**EXTRACTED TEXT:**
○ ○ ○ ○
Patterns among the poems can come from the juxtaposition of two poems that have something in common, often a theme; these poems may be directly adjacent, like the sparrow poems 2 and 3, or separated by one, like the kiss-counting poems 5 and 7. Schafer also observes what he calls “terminal” patterns, poems that mark beginnings or endings, and especially a poem at the end of a group that responds to one at the start of the group, often but not always by using similar language. Finally, he looks at “global” patterns, such as the distribution of poems in meters other than Phalacean hendecasyllables in group A, or the similar line counts and poem counts in some of the sub-sections of his groups. These ideas are not entirely new, as Schafer admits, but he does find and analyze more patterns and more correspondences than any single other scholar has looked at before (or at least the wealth of evidence here makes it seem that way).

For example, he reads poems 50 and 51 as a “closural dyad” (107), not just because they come together at the end of what he calls group A, but because they are closely linked. Schafer proposes that “Catullus’ translation of Sappho 31 is not limited to poem 51, but distributed between it and 50” (110). The two Catullan poems both start with a man enjoying someone’s company, and go on with the speaker separated from someone he loves, suffering symptoms of erotic longing that are described at length, and both end “with a gnomic warning about surprisingly drastic dangers” (107); the main difference is that poem 50 talks about writing poetry, too. Schafer finds detailed linguistic parallels between both of these poems and Sappho 31, and suggests that Sappho’s fourth stanza, not directly translated in Catullus 51, has moved into Catullus 50 (111). When the speaker of 50 says hoc, iucunde, tibi poema feci at line 16, the poem in question is just as much poem 51 as poem 50 itself, and poem 50 dramatizes not only the evening’s poetic play it describes, but also the writing of the next poem.
○ ○ ○ ○
**TASK A:**
In the passage on Schafer and Catullus, what term does Schafer apply to poems 50 and 51?
**TASK B:**
Give every Catullus poem number that the passage on Schafer and Catullus mentions.
Use only the passage on Schafer and Catullus to answer.
○ ○ ○ ○
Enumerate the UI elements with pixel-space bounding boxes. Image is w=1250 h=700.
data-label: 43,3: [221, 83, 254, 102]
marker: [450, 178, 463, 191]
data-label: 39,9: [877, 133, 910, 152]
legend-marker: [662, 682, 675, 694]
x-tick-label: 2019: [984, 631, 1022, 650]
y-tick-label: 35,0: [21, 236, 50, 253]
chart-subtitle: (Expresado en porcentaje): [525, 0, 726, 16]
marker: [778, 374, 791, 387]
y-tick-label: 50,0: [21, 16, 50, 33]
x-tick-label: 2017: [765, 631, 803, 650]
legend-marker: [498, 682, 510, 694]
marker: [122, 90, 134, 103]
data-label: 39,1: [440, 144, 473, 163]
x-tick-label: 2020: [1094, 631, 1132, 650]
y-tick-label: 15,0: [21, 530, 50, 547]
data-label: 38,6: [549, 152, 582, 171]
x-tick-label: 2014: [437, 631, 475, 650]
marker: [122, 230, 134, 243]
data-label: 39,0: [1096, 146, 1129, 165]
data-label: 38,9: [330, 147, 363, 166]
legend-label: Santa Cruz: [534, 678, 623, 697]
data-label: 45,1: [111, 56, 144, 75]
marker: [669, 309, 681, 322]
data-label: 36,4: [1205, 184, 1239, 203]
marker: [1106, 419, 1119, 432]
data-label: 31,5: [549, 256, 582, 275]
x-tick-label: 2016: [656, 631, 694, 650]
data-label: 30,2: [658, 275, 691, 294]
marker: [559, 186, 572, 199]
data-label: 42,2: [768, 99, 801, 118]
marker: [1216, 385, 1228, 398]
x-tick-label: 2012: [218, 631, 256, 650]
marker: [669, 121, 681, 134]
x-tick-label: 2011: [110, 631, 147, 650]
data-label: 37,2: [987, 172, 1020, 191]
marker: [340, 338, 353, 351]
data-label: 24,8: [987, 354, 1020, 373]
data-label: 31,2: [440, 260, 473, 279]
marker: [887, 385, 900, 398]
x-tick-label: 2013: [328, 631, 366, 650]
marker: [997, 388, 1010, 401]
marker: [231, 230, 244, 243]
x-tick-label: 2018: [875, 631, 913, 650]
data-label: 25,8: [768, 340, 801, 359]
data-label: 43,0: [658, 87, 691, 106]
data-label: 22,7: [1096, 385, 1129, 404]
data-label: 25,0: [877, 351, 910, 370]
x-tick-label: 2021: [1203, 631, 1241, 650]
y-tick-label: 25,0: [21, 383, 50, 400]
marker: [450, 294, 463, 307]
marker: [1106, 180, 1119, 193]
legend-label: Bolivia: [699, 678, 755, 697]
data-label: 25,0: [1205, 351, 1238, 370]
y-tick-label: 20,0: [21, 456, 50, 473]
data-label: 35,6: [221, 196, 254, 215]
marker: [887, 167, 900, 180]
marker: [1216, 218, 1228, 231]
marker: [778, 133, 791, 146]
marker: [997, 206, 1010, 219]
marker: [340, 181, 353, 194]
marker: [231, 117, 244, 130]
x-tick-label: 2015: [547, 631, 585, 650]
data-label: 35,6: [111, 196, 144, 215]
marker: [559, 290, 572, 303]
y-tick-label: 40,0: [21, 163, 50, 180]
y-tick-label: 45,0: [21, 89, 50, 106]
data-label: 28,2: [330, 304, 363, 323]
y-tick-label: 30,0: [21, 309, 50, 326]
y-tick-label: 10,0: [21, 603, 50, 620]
○ ○ ○ ○
**WRITTEN RESPONSE A:**
A "closural dyad."

**WRITTEN RESPONSE B:**
2, 3, 5, 7, 50, 51